## Problem details
Below are records. Count every line containing the word "صوتی" and give the number alone.

- - -

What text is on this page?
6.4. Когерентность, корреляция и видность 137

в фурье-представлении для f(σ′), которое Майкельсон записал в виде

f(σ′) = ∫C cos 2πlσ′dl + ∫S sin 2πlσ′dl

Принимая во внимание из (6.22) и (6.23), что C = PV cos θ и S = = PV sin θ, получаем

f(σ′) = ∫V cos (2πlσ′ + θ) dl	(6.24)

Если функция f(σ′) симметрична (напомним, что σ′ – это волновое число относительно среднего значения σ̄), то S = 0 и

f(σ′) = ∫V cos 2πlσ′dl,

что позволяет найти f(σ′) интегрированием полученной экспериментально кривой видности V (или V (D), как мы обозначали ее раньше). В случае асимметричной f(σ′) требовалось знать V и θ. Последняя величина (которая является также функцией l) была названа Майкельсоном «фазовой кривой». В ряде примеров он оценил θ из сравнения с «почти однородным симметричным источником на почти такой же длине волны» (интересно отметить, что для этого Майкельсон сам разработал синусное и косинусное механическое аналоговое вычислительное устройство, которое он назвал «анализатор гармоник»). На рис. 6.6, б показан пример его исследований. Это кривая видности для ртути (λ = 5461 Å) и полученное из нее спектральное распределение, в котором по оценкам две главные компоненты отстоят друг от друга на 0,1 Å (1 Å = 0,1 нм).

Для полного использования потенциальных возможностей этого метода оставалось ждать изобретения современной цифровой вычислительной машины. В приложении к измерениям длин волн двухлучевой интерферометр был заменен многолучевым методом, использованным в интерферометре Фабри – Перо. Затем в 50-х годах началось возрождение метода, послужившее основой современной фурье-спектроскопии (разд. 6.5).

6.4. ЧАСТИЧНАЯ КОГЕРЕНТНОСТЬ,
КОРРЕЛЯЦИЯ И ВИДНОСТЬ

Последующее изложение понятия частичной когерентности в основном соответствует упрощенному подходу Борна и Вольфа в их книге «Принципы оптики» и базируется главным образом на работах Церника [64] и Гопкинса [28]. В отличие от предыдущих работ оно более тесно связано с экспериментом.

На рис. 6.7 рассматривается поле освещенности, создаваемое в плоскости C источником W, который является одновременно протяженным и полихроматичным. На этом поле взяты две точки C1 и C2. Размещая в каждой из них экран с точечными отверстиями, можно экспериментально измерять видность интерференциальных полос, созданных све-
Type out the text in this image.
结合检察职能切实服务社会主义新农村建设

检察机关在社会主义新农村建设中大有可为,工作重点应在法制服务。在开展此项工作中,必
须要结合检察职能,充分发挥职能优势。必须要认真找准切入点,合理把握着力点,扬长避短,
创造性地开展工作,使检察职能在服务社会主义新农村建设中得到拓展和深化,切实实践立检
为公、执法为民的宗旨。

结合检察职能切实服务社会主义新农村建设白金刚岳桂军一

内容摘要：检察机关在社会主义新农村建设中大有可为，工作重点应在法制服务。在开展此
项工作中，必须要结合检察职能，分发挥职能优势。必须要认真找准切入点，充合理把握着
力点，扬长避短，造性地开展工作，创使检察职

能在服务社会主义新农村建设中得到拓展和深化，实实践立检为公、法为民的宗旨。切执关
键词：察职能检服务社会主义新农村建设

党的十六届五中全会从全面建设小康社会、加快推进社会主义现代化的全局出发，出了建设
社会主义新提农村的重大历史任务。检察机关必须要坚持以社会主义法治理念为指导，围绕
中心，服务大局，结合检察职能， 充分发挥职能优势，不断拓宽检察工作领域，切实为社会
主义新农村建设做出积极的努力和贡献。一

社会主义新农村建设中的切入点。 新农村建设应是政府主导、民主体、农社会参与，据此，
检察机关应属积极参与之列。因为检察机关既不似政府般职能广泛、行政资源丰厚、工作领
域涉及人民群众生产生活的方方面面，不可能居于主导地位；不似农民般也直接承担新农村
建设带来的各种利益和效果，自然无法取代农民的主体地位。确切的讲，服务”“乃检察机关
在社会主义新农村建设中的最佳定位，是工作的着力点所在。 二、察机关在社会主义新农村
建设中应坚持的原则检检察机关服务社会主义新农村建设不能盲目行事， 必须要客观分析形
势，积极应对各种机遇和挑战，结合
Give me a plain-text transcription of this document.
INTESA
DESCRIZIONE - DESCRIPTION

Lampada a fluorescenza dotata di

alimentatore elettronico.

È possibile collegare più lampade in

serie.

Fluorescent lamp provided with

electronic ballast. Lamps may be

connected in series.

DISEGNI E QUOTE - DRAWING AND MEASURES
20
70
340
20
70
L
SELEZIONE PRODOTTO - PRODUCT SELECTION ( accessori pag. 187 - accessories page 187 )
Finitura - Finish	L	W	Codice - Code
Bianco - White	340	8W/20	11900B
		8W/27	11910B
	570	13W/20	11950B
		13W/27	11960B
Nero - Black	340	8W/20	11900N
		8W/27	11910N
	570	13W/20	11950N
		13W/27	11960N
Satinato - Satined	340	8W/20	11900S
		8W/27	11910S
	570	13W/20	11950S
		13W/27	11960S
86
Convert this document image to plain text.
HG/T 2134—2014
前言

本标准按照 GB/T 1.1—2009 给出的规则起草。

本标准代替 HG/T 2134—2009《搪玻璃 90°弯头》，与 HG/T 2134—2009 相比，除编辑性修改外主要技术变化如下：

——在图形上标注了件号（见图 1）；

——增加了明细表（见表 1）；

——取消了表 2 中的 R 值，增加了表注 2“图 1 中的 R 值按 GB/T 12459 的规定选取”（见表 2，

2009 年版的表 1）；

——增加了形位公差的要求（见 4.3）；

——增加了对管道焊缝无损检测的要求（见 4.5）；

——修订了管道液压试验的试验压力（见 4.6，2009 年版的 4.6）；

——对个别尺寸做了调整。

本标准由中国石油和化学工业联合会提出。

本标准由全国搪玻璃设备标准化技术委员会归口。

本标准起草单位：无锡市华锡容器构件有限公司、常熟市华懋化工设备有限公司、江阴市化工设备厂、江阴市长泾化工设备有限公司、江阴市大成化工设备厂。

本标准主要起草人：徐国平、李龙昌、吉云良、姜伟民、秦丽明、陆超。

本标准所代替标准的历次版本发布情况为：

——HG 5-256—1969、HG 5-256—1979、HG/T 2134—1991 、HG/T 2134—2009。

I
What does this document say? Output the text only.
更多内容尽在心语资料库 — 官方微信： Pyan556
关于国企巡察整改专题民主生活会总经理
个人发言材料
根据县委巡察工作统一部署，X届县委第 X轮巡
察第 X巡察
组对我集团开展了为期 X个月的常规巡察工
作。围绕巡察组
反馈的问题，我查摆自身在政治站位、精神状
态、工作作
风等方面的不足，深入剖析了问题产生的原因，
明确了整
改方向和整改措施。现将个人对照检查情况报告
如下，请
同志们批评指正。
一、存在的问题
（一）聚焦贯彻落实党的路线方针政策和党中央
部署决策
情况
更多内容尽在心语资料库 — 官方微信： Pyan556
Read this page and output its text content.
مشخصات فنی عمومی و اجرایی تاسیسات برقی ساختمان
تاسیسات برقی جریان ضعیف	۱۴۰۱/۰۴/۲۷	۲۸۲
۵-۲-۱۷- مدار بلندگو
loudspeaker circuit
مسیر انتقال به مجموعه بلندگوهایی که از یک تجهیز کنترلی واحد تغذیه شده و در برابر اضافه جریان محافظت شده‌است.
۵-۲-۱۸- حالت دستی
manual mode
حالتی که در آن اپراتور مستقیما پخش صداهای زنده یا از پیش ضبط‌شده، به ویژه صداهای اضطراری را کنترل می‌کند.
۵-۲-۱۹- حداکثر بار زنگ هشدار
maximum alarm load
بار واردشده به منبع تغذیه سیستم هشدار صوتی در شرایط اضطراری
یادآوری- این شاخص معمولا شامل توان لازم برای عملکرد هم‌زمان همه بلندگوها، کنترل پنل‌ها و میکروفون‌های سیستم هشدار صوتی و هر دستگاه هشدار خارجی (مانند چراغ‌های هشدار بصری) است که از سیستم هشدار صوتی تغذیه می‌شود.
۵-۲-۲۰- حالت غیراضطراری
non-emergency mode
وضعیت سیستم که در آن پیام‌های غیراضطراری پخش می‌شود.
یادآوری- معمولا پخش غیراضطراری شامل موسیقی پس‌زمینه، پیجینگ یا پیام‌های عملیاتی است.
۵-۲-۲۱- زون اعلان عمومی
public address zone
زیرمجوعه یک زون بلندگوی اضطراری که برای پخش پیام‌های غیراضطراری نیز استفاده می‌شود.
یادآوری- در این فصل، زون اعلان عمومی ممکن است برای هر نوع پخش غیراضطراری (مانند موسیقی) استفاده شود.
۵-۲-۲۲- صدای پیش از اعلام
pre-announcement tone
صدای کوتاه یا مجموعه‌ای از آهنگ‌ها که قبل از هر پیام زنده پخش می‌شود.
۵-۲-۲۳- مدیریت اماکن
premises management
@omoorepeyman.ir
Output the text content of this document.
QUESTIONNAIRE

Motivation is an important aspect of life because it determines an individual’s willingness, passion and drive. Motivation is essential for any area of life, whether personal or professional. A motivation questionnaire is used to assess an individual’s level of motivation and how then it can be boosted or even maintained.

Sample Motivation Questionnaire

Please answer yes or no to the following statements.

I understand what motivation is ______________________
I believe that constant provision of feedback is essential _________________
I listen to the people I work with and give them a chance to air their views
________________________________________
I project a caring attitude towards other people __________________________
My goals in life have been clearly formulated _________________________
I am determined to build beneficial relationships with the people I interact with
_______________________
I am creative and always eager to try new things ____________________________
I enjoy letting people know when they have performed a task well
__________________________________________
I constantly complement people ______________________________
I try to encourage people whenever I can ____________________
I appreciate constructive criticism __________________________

- - -

## Written response
2